Collected data
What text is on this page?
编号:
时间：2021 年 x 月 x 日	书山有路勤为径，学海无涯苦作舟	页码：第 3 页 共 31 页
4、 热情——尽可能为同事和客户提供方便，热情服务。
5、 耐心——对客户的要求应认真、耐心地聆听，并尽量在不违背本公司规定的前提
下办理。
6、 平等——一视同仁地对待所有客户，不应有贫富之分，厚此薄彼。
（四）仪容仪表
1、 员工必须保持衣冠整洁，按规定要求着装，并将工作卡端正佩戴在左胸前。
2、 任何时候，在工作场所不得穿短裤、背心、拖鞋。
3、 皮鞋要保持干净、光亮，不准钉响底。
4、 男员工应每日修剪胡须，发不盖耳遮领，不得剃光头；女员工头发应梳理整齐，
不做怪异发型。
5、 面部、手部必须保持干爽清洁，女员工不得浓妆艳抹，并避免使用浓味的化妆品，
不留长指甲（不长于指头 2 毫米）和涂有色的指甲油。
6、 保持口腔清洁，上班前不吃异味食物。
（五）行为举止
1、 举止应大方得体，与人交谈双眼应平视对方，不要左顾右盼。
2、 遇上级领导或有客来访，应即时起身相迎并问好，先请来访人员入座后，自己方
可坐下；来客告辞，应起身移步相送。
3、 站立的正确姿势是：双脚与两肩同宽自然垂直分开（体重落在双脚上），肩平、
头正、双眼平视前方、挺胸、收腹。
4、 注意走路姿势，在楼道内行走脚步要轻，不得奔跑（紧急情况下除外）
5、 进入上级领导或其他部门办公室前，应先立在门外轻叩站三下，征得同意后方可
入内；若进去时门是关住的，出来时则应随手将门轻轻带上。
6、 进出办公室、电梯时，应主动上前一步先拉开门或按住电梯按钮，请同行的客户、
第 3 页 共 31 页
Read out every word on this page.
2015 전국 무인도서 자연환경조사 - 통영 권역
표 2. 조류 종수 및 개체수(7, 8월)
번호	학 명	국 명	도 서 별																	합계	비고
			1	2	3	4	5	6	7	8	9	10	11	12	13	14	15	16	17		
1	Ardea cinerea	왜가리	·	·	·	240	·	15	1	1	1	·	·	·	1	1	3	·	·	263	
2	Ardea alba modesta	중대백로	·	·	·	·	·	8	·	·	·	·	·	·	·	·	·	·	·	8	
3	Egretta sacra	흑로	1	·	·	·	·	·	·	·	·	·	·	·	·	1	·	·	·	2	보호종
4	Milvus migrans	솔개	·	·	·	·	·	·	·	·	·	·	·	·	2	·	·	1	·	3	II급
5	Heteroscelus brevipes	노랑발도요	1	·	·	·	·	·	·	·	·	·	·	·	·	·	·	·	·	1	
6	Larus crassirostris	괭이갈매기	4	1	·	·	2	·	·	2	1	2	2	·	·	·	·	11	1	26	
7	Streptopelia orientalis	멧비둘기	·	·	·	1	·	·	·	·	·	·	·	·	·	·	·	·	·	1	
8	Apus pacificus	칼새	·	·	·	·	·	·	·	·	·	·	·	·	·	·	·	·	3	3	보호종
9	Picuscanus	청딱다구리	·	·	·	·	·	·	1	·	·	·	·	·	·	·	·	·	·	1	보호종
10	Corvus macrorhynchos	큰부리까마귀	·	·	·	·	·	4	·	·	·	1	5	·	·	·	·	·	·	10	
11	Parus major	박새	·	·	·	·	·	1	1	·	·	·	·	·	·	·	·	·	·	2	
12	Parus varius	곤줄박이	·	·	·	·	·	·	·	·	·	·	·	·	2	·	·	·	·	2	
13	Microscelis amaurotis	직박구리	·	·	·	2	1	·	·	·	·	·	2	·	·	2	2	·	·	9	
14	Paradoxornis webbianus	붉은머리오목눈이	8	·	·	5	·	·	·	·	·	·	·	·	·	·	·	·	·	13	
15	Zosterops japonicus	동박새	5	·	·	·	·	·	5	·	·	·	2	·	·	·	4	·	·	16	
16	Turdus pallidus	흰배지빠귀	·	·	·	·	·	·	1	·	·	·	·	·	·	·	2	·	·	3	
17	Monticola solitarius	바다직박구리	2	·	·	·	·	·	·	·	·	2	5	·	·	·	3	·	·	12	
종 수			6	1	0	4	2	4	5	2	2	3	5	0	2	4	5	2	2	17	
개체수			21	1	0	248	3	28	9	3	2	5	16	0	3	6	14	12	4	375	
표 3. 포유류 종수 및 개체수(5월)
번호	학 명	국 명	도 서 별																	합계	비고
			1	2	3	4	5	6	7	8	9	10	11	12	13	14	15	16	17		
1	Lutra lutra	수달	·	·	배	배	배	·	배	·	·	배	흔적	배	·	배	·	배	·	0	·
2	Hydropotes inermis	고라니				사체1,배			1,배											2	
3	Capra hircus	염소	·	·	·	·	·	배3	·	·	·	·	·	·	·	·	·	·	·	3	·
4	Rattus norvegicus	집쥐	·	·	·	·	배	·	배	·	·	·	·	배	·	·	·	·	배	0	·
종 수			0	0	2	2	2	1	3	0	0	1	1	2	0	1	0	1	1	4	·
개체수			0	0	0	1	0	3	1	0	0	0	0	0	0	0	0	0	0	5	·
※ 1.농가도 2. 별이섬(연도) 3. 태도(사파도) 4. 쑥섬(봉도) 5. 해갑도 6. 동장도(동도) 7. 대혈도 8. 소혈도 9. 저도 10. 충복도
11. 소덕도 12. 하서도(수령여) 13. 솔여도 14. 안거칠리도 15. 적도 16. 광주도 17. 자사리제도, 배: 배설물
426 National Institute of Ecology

INSTRUCTION.
From the entries, copy out each line containing the word "this".

EXERCISE RESULT.
What text is on this page?
Read out every word on this page.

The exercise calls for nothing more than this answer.